● DATASET RECORDS
▼

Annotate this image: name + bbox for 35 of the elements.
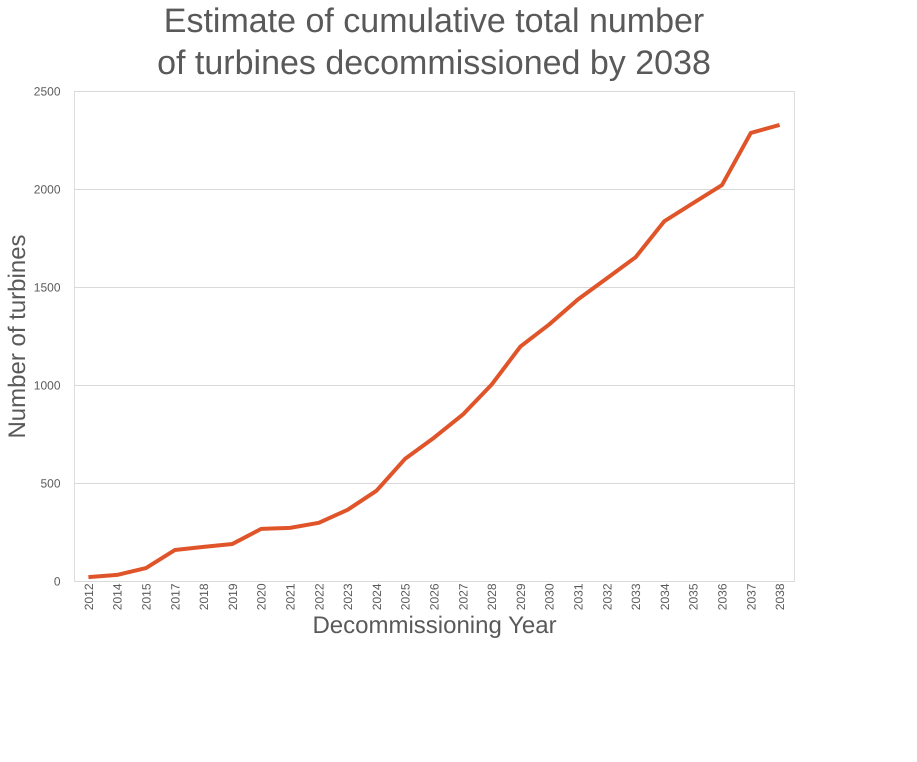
x-tick-label: 2038 <box>773 583 788 610</box>
y-axis-title: Number of turbines <box>4 234 31 439</box>
x-tick-label: 2031 <box>572 583 586 610</box>
y-tick-label: 1500 <box>34 280 61 294</box>
x-tick-label: 2023 <box>341 583 356 610</box>
x-tick-label: 2025 <box>398 583 413 610</box>
x-tick-label: 2019 <box>226 583 240 610</box>
x-tick-label: 2022 <box>312 583 326 610</box>
x-tick-label: 2024 <box>370 583 384 610</box>
x-tick-label: 2020 <box>254 583 269 610</box>
y-tick-label: 0 <box>54 574 61 588</box>
x-tick-label: 2015 <box>140 583 154 610</box>
x-tick-label: 2029 <box>514 583 528 610</box>
line-series <box>86 122 782 580</box>
x-tick-label: 2026 <box>428 583 442 610</box>
x-tick-label: 2014 <box>110 583 125 610</box>
chart-title: Estimate of cumulative total number of turbines decommissioned by 2038 <box>157 2 711 82</box>
y-tick-label: 2500 <box>34 84 61 98</box>
x-tick-label: 2032 <box>600 583 614 610</box>
x-tick-label: 2021 <box>284 583 298 610</box>
x-tick-label: 2012 <box>82 583 96 610</box>
x-tick-label: 2033 <box>629 583 644 610</box>
x-tick-label: 2037 <box>744 583 758 610</box>
x-axis-title: Decommissioning Year <box>312 612 557 640</box>
x-tick-label: 2018 <box>197 583 212 610</box>
x-tick-label: 2034 <box>658 583 672 610</box>
y-tick-label: 1000 <box>34 378 61 392</box>
x-tick-label: 2027 <box>456 583 470 610</box>
y-tick-label: 2000 <box>34 182 61 196</box>
x-tick-label: 2035 <box>686 583 701 610</box>
x-tick-label: 2028 <box>485 583 500 610</box>
y-tick-label: 500 <box>40 476 61 490</box>
x-tick-label: 2036 <box>716 583 730 610</box>
x-tick-label: 2017 <box>168 583 182 610</box>
x-tick-label: 2030 <box>542 583 557 610</box>
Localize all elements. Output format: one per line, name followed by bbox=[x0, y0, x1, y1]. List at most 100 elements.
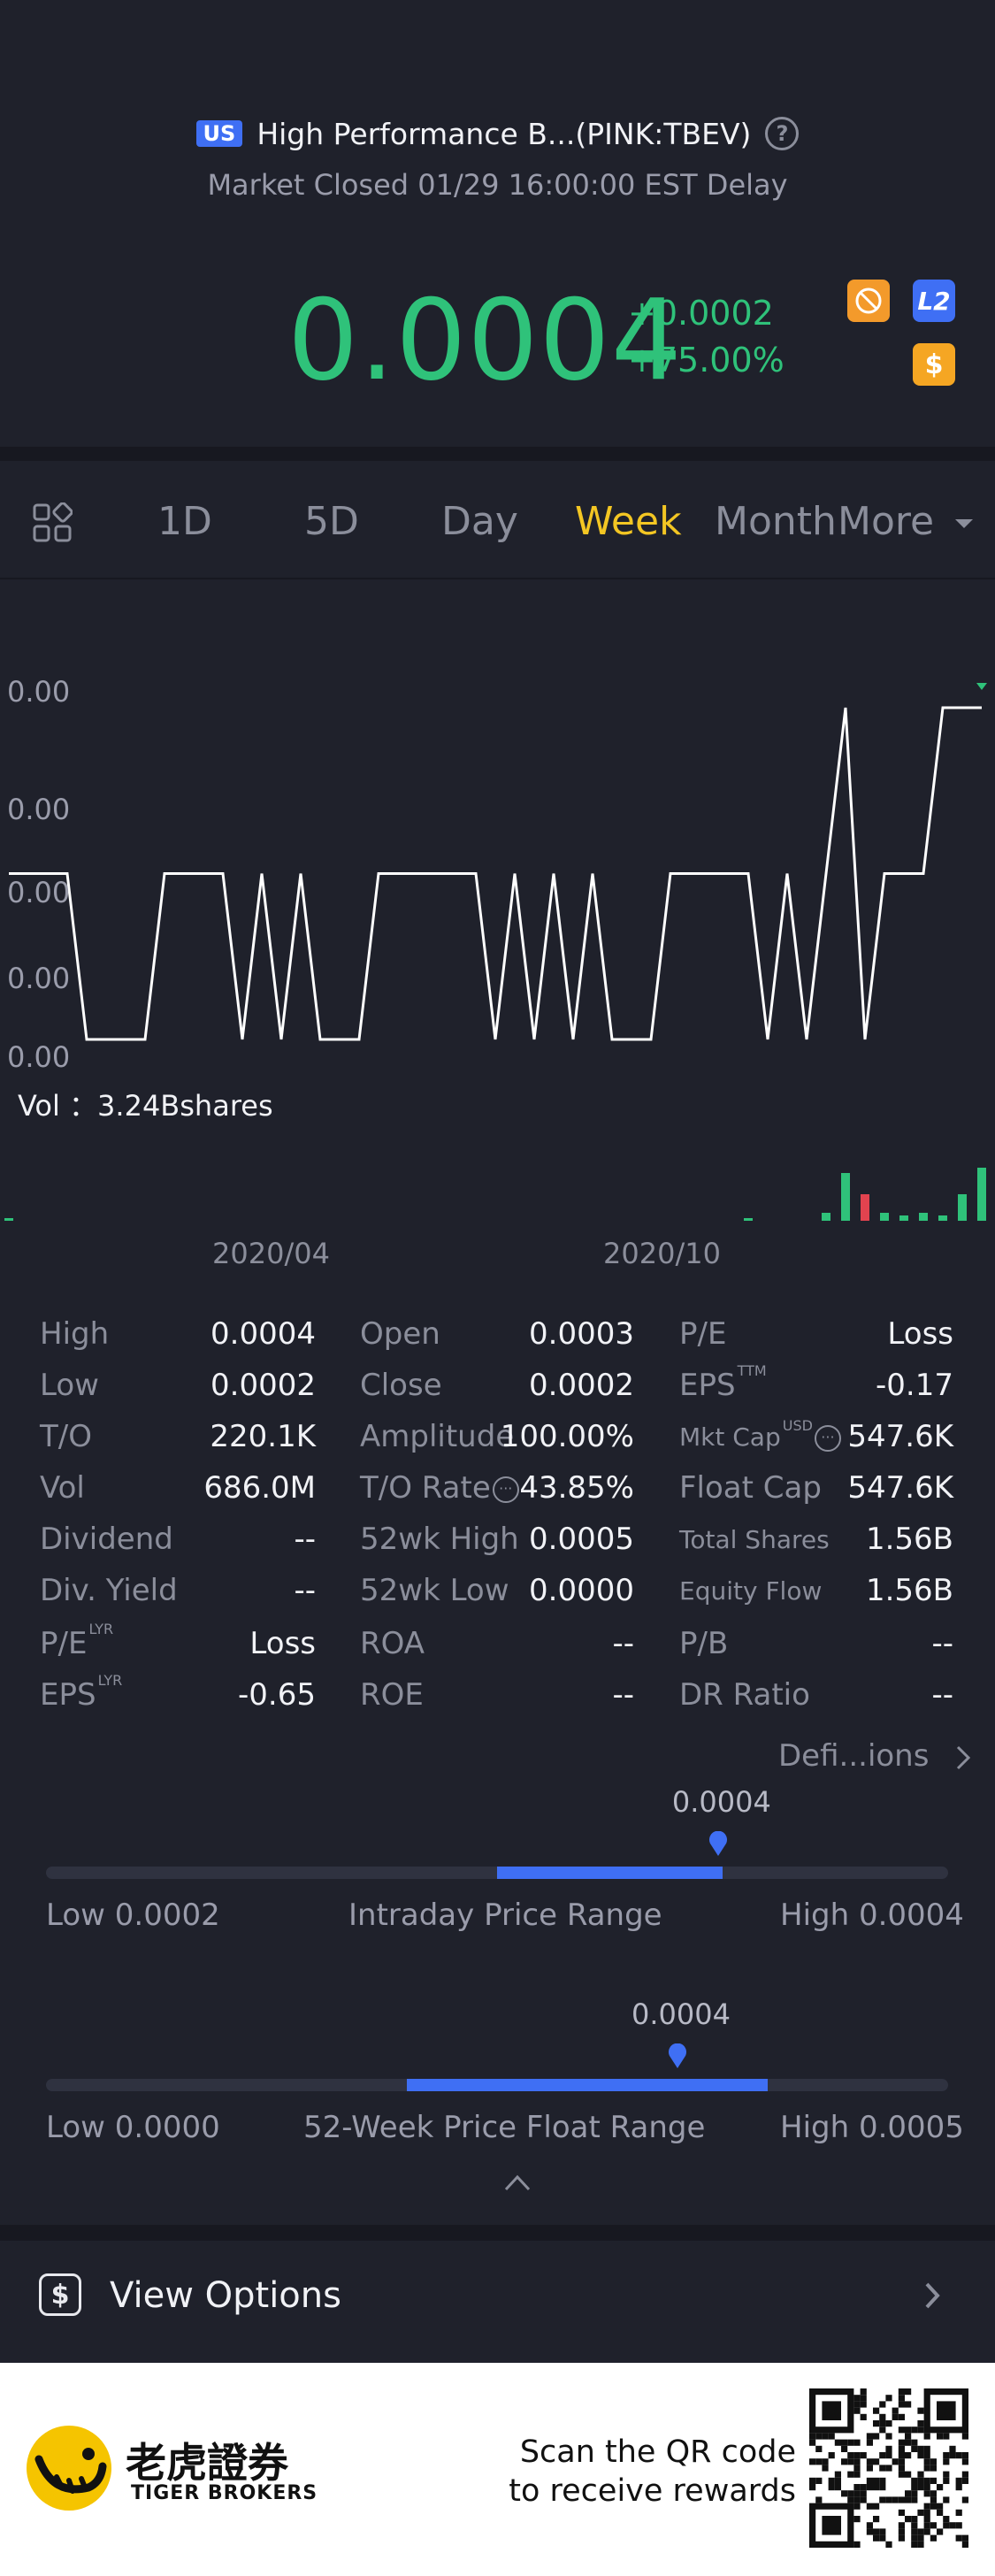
tab-1d[interactable]: 1D bbox=[157, 499, 212, 544]
stock-title[interactable]: High Performance B...(PINK:TBEV) bbox=[256, 116, 752, 151]
week52-range-track bbox=[46, 2079, 948, 2091]
stat-label-text: Vol bbox=[40, 1470, 85, 1506]
stat-label: 52wk Low bbox=[360, 1573, 509, 1608]
stat-label-text: Dividend bbox=[40, 1522, 173, 1557]
stat-label: P/B bbox=[679, 1626, 728, 1661]
stat-label: Mkt Cap USD··· bbox=[679, 1417, 841, 1452]
week52-range-title: 52-Week Price Float Range bbox=[303, 2110, 706, 2145]
chevron-down-icon bbox=[955, 519, 974, 528]
volume-bar bbox=[880, 1213, 889, 1221]
stat-label: ROE bbox=[360, 1677, 424, 1713]
info-dots-icon[interactable]: ··· bbox=[492, 1476, 519, 1503]
stat-label: Float Cap bbox=[679, 1470, 822, 1506]
stat-label-text: T/O bbox=[40, 1419, 92, 1454]
stat-label: High bbox=[40, 1316, 109, 1352]
market-badge: US bbox=[195, 120, 243, 147]
stat-label-text: Equity Flow bbox=[679, 1576, 823, 1606]
y-tick-label: 0.00 bbox=[7, 793, 71, 826]
volume-bar bbox=[744, 1218, 753, 1221]
stat-label-text: Total Shares bbox=[679, 1525, 830, 1554]
grid-icon[interactable] bbox=[32, 502, 73, 543]
help-icon[interactable]: ? bbox=[765, 117, 800, 150]
last-price-marker bbox=[976, 683, 987, 690]
intraday-range-fill bbox=[497, 1867, 723, 1879]
x-tick-label: 2020/10 bbox=[603, 1237, 721, 1270]
stat-label: Equity Flow bbox=[679, 1576, 822, 1606]
stat-label-text: EPS bbox=[40, 1677, 96, 1713]
collapse-chevron-icon[interactable] bbox=[502, 2172, 532, 2193]
view-options-label[interactable]: View Options bbox=[110, 2275, 341, 2316]
volume-bar bbox=[977, 1168, 986, 1221]
intraday-high: High 0.0004 bbox=[780, 1898, 964, 1933]
stat-value: 547.6K bbox=[847, 1419, 953, 1454]
brand-name-en: TIGER BROKERS bbox=[131, 2482, 318, 2504]
stat-value: 686.0M bbox=[203, 1470, 316, 1506]
stat-label: 52wk High bbox=[360, 1522, 519, 1557]
tab-month[interactable]: Month bbox=[715, 499, 837, 544]
stat-value: 547.6K bbox=[847, 1470, 953, 1506]
scan-prompt-line2: to receive rewards bbox=[509, 2473, 796, 2509]
stat-label: EPS TTM bbox=[679, 1362, 767, 1403]
quote-header bbox=[0, 0, 995, 447]
intraday-current-value: 0.0004 bbox=[671, 1785, 771, 1819]
definitions-link[interactable]: Defi...ions bbox=[778, 1738, 972, 1774]
stat-value: Loss bbox=[887, 1316, 953, 1352]
stat-label: T/O bbox=[40, 1419, 92, 1454]
stat-value: 1.56B bbox=[865, 1573, 953, 1608]
qr-code-icon bbox=[809, 2388, 968, 2548]
stat-label-text: DR Ratio bbox=[679, 1677, 810, 1713]
stat-label-superscript: LYR bbox=[97, 1672, 123, 1689]
intraday-range-title: Intraday Price Range bbox=[348, 1898, 662, 1933]
price-change: +0.0002 bbox=[628, 294, 774, 333]
stat-label-text: High bbox=[40, 1316, 110, 1352]
dollar-icon[interactable]: $ bbox=[913, 343, 955, 386]
volume-bar bbox=[861, 1194, 869, 1221]
stat-label-text: T/O Rate bbox=[360, 1470, 491, 1506]
stat-value: 0.0004 bbox=[210, 1316, 316, 1352]
stat-value: 0.0002 bbox=[529, 1368, 634, 1403]
stat-label: Low bbox=[40, 1368, 99, 1403]
stat-value: -- bbox=[294, 1522, 316, 1557]
stat-value: -0.65 bbox=[238, 1677, 316, 1713]
stat-label-text: P/B bbox=[679, 1626, 729, 1661]
volume-bar bbox=[899, 1215, 908, 1221]
stat-value: 220.1K bbox=[210, 1419, 316, 1454]
week52-range-fill bbox=[407, 2079, 768, 2091]
info-dots-icon[interactable]: ··· bbox=[814, 1425, 841, 1452]
stat-label: P/E LYR bbox=[40, 1621, 113, 1661]
stat-value: 0.0005 bbox=[529, 1522, 634, 1557]
chevron-right-icon[interactable] bbox=[920, 2273, 946, 2318]
divider bbox=[0, 2225, 995, 2241]
stat-label: Vol bbox=[40, 1470, 85, 1506]
price-chart[interactable] bbox=[0, 584, 995, 1230]
stat-value: -- bbox=[931, 1677, 953, 1713]
stat-value: 1.56B bbox=[865, 1522, 953, 1557]
y-tick-label: 0.00 bbox=[7, 1040, 71, 1074]
stat-label-text: ROA bbox=[360, 1626, 425, 1661]
stat-label-text: 52wk High bbox=[360, 1522, 519, 1557]
stat-label: T/O Rate ··· bbox=[360, 1470, 519, 1506]
market-status: Market Closed 01/29 16:00:00 EST Delay bbox=[207, 168, 788, 202]
chevron-right-icon bbox=[957, 1745, 971, 1769]
volume-bar bbox=[938, 1215, 947, 1221]
l2-icon[interactable]: L2 bbox=[913, 280, 955, 322]
stat-label-text: ROE bbox=[360, 1677, 424, 1713]
tab-day[interactable]: Day bbox=[441, 499, 518, 544]
divider bbox=[0, 447, 995, 461]
options-dollar-icon: $ bbox=[39, 2273, 81, 2316]
y-tick-label: 0.00 bbox=[7, 675, 71, 709]
no-short-icon[interactable] bbox=[847, 280, 890, 322]
y-tick-label: 0.00 bbox=[7, 876, 71, 909]
stat-label: Amplitude bbox=[360, 1419, 514, 1454]
stat-label: Dividend bbox=[40, 1522, 173, 1557]
intraday-range-track bbox=[46, 1867, 948, 1879]
y-tick-label: 0.00 bbox=[7, 962, 71, 995]
stat-label-text: 52wk Low bbox=[360, 1573, 509, 1608]
tab-week[interactable]: Week bbox=[575, 499, 682, 544]
stat-label: Total Shares bbox=[679, 1525, 830, 1554]
x-tick-label: 2020/04 bbox=[212, 1237, 330, 1270]
stat-label-text: EPS bbox=[679, 1368, 736, 1403]
week52-high: High 0.0005 bbox=[780, 2110, 964, 2145]
tab-more[interactable]: More bbox=[838, 497, 975, 547]
tab-5d[interactable]: 5D bbox=[304, 499, 359, 544]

▲

● YOUR OBJECTIVE
Give the material again from the line with "x-tick-label: 2038 <box>773 583 788 610</box>" up to and including the line with "y-tick-label: 0 <box>54 574 61 588</box>". Replace "x-tick-label" with "x-axis-label" and leave everything else unchanged.

● FINAL RESULT
x-axis-label: 2038 <box>773 583 788 610</box>
y-axis-title: Number of turbines <box>4 234 31 439</box>
x-axis-label: 2031 <box>572 583 586 610</box>
y-tick-label: 1500 <box>34 280 61 294</box>
x-axis-label: 2023 <box>341 583 356 610</box>
x-axis-label: 2025 <box>398 583 413 610</box>
x-axis-label: 2019 <box>226 583 240 610</box>
x-axis-label: 2022 <box>312 583 326 610</box>
x-axis-label: 2024 <box>370 583 384 610</box>
x-axis-label: 2020 <box>254 583 269 610</box>
y-tick-label: 0 <box>54 574 61 588</box>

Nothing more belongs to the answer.